--- WHAT IS NEEDED ---
Copy out all the data, word for word.

============================================================

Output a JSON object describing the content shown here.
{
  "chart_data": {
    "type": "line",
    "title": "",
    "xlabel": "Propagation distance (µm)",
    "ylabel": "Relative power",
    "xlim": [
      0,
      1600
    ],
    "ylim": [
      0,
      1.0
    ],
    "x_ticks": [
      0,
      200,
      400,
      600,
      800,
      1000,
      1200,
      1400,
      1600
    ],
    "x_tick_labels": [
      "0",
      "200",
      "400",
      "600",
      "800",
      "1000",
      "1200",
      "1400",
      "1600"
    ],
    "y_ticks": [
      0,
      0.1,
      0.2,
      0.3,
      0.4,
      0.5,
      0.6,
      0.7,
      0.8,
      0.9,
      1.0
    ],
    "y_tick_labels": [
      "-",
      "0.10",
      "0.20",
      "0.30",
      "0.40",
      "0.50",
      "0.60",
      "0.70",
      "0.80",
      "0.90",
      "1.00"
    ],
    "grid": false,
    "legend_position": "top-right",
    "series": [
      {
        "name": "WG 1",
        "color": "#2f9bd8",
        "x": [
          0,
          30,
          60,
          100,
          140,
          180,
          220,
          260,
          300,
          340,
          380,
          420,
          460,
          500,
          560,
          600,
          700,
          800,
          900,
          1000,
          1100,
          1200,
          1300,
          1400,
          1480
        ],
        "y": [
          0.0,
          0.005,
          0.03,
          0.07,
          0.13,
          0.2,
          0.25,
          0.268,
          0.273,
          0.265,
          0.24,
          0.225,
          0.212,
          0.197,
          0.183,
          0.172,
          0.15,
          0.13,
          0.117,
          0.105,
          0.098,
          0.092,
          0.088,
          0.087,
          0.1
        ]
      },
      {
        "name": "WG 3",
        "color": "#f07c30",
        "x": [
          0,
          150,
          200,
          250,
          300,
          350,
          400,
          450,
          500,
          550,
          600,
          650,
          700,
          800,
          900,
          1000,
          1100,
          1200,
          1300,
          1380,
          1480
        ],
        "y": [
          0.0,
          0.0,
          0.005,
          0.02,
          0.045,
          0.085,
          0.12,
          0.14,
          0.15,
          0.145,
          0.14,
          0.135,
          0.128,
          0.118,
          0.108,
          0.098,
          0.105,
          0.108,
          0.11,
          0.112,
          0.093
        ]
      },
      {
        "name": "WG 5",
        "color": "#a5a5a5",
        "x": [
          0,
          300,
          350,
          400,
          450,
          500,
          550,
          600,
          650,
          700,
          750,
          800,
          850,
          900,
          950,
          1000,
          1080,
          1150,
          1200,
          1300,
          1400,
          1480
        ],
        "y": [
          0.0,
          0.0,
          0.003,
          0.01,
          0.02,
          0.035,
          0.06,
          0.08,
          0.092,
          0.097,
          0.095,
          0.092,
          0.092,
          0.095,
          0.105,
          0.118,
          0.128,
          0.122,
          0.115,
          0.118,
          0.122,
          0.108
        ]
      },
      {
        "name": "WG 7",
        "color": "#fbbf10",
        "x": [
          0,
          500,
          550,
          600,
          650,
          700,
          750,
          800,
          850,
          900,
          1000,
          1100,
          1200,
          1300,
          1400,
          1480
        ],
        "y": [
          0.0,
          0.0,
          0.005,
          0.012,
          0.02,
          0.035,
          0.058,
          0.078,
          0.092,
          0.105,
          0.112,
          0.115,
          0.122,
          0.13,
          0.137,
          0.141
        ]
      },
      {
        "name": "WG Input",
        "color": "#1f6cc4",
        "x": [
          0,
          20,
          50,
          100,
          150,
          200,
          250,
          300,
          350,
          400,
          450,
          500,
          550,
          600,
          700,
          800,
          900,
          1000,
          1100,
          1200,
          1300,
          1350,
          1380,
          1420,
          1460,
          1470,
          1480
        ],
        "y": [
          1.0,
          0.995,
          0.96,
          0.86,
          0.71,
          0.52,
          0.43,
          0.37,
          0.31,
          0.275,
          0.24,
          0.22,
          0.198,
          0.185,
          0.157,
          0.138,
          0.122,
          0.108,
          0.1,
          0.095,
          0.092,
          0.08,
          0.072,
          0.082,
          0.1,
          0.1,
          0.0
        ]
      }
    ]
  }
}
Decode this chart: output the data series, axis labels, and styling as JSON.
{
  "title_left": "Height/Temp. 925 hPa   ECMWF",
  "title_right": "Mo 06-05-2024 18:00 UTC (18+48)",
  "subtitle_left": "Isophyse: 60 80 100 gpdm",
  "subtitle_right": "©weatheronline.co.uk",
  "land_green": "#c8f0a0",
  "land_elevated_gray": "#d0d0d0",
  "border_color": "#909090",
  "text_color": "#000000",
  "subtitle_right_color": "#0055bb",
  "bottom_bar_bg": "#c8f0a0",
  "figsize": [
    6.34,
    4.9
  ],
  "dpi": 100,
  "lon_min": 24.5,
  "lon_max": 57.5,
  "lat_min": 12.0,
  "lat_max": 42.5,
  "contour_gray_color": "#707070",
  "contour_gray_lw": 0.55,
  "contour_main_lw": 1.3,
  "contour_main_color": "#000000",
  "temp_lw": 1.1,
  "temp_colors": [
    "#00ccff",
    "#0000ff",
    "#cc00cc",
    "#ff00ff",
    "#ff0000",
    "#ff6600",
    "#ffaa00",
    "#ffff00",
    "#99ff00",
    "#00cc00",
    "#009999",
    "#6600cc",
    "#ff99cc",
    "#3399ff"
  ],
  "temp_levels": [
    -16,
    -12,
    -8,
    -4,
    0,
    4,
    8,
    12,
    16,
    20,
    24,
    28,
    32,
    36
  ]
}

============================================================

--- RESULT BELOW ---
Output a JSON object describing the content shown here.
{
  "chart_data": {
    "type": "line",
    "title": "",
    "xlabel": "Propagation distance (µm)",
    "ylabel": "Relative power",
    "xlim": [
      0,
      1600
    ],
    "ylim": [
      0,
      1.0
    ],
    "x_ticks": [
      0,
      200,
      400,
      600,
      800,
      1000,
      1200,
      1400,
      1600
    ],
    "x_tick_labels": [
      "0",
      "200",
      "400",
      "600",
      "800",
      "1000",
      "1200",
      "1400",
      "1600"
    ],
    "y_ticks": [
      0,
      0.1,
      0.2,
      0.3,
      0.4,
      0.5,
      0.6,
      0.7,
      0.8,
      0.9,
      1.0
    ],
    "y_tick_labels": [
      "-",
      "0.10",
      "0.20",
      "0.30",
      "0.40",
      "0.50",
      "0.60",
      "0.70",
      "0.80",
      "0.90",
      "1.00"
    ],
    "grid": false,
    "legend_position": "top-right",
    "series": [
      {
        "name": "WG 1",
        "color": "#2f9bd8",
        "x": [
          0,
          30,
          60,
          100,
          140,
          180,
          220,
          260,
          300,
          340,
          380,
          420,
          460,
          500,
          560,
          600,
          700,
          800,
          900,
          1000,
          1100,
          1200,
          1300,
          1400,
          1480
        ],
        "y": [
          0.0,
          0.005,
          0.03,
          0.07,
          0.13,
          0.2,
          0.25,
          0.268,
          0.273,
          0.265,
          0.24,
          0.225,
          0.212,
          0.197,
          0.183,
          0.172,
          0.15,
          0.13,
          0.117,
          0.105,
          0.098,
          0.092,
          0.088,
          0.087,
          0.1
        ]
      },
      {
        "name": "WG 3",
        "color": "#f07c30",
        "x": [
          0,
          150,
          200,
          250,
          300,
          350,
          400,
          450,
          500,
          550,
          600,
          650,
          700,
          800,
          900,
          1000,
          1100,
          1200,
          1300,
          1380,
          1480
        ],
        "y": [
          0.0,
          0.0,
          0.005,
          0.02,
          0.045,
          0.085,
          0.12,
          0.14,
          0.15,
          0.145,
          0.14,
          0.135,
          0.128,
          0.118,
          0.108,
          0.098,
          0.105,
          0.108,
          0.11,
          0.112,
          0.093
        ]
      },
      {
        "name": "WG 5",
        "color": "#a5a5a5",
        "x": [
          0,
          300,
          350,
          400,
          450,
          500,
          550,
          600,
          650,
          700,
          750,
          800,
          850,
          900,
          950,
          1000,
          1080,
          1150,
          1200,
          1300,
          1400,
          1480
        ],
        "y": [
          0.0,
          0.0,
          0.003,
          0.01,
          0.02,
          0.035,
          0.06,
          0.08,
          0.092,
          0.097,
          0.095,
          0.092,
          0.092,
          0.095,
          0.105,
          0.118,
          0.128,
          0.122,
          0.115,
          0.118,
          0.122,
          0.108
        ]
      },
      {
        "name": "WG 7",
        "color": "#fbbf10",
        "x": [
          0,
          500,
          550,
          600,
          650,
          700,
          750,
          800,
          850,
          900,
          1000,
          1100,
          1200,
          1300,
          1400,
          1480
        ],
        "y": [
          0.0,
          0.0,
          0.005,
          0.012,
          0.02,
          0.035,
          0.058,
          0.078,
          0.092,
          0.105,
          0.112,
          0.115,
          0.122,
          0.13,
          0.137,
          0.141
        ]
      },
      {
        "name": "WG Input",
        "color": "#1f6cc4",
        "x": [
          0,
          20,
          50,
          100,
          150,
          200,
          250,
          300,
          350,
          400,
          450,
          500,
          550,
          600,
          700,
          800,
          900,
          1000,
          1100,
          1200,
          1300,
          1350,
          1380,
          1420,
          1460,
          1470,
          1480
        ],
        "y": [
          1.0,
          0.995,
          0.96,
          0.86,
          0.71,
          0.52,
          0.43,
          0.37,
          0.31,
          0.275,
          0.24,
          0.22,
          0.198,
          0.185,
          0.157,
          0.138,
          0.122,
          0.108,
          0.1,
          0.095,
          0.092,
          0.08,
          0.072,
          0.082,
          0.1,
          0.1,
          0.0
        ]
      }
    ]
  }
}
Decode this chart: output the data series, axis labels, and styling as JSON.
{
  "title_left": "Height/Temp. 925 hPa   ECMWF",
  "title_right": "Mo 06-05-2024 18:00 UTC (18+48)",
  "subtitle_left": "Isophyse: 60 80 100 gpdm",
  "subtitle_right": "©weatheronline.co.uk",
  "land_green": "#c8f0a0",
  "land_elevated_gray": "#d0d0d0",
  "border_color": "#909090",
  "text_color": "#000000",
  "subtitle_right_color": "#0055bb",
  "bottom_bar_bg": "#c8f0a0",
  "figsize": [
    6.34,
    4.9
  ],
  "dpi": 100,
  "lon_min": 24.5,
  "lon_max": 57.5,
  "lat_min": 12.0,
  "lat_max": 42.5,
  "contour_gray_color": "#707070",
  "contour_gray_lw": 0.55,
  "contour_main_lw": 1.3,
  "contour_main_color": "#000000",
  "temp_lw": 1.1,
  "temp_colors": [
    "#00ccff",
    "#0000ff",
    "#cc00cc",
    "#ff00ff",
    "#ff0000",
    "#ff6600",
    "#ffaa00",
    "#ffff00",
    "#99ff00",
    "#00cc00",
    "#009999",
    "#6600cc",
    "#ff99cc",
    "#3399ff"
  ],
  "temp_levels": [
    -16,
    -12,
    -8,
    -4,
    0,
    4,
    8,
    12,
    16,
    20,
    24,
    28,
    32,
    36
  ]
}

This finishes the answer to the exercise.